REQUIRED TASK>
Copy each line of the records that holds the string "JSON".

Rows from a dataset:
○ ○ ○ ○ ○ ○ ○

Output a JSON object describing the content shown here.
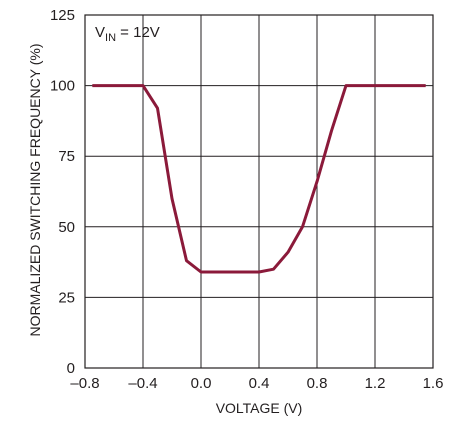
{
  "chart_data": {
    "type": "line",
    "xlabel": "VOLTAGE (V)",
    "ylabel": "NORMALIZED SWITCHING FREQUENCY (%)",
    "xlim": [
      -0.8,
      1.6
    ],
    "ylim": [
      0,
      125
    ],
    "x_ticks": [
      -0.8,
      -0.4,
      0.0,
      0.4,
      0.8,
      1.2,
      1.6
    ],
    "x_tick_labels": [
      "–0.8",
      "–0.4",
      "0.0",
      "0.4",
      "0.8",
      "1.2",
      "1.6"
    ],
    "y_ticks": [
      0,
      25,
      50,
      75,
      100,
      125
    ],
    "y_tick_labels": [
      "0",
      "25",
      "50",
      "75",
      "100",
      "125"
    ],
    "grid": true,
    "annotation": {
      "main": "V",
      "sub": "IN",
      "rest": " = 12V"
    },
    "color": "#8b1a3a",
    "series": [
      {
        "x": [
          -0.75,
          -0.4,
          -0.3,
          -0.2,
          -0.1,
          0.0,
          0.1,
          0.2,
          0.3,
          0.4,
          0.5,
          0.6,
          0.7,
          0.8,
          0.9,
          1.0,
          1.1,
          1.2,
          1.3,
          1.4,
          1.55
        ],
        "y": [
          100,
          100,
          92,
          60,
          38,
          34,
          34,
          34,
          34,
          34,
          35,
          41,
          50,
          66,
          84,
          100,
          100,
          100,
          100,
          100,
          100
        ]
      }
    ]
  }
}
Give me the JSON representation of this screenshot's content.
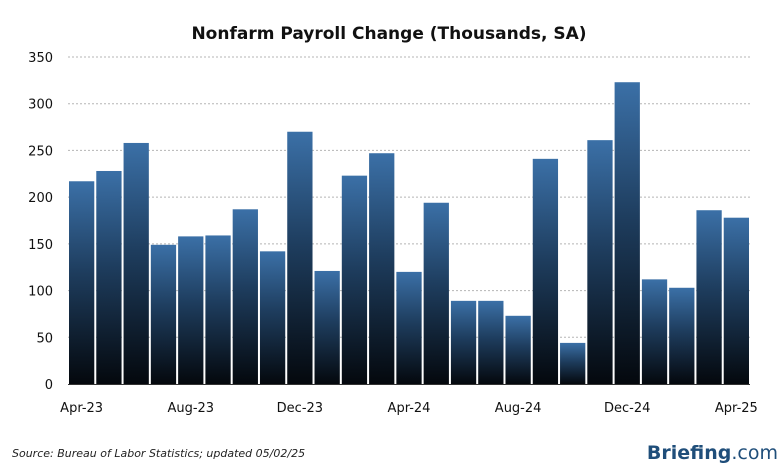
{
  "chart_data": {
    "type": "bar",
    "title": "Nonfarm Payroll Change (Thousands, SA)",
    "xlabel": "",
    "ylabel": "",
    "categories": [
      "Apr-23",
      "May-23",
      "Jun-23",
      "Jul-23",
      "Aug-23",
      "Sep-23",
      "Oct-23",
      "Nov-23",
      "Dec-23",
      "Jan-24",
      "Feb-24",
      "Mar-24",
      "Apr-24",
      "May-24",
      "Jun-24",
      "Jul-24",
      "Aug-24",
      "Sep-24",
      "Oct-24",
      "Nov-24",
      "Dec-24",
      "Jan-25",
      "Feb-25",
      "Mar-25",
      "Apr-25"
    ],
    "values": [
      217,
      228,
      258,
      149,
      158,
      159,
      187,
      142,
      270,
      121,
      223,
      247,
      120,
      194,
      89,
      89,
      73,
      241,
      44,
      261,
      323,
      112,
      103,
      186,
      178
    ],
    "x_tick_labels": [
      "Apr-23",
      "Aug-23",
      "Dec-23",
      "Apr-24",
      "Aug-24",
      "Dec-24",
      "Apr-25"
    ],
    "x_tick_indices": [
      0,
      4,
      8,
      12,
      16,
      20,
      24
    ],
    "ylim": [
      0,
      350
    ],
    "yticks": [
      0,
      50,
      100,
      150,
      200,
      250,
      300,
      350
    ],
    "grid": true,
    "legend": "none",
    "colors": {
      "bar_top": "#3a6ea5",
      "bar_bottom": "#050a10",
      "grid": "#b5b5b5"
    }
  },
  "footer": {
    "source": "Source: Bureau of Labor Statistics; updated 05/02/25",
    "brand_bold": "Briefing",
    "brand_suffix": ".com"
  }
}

○ ○ ○ ○ ○ ○ ○

SOLUTION>
Output a JSON object describing the content shown here.
Give me the JSON representation of this screenshot's content.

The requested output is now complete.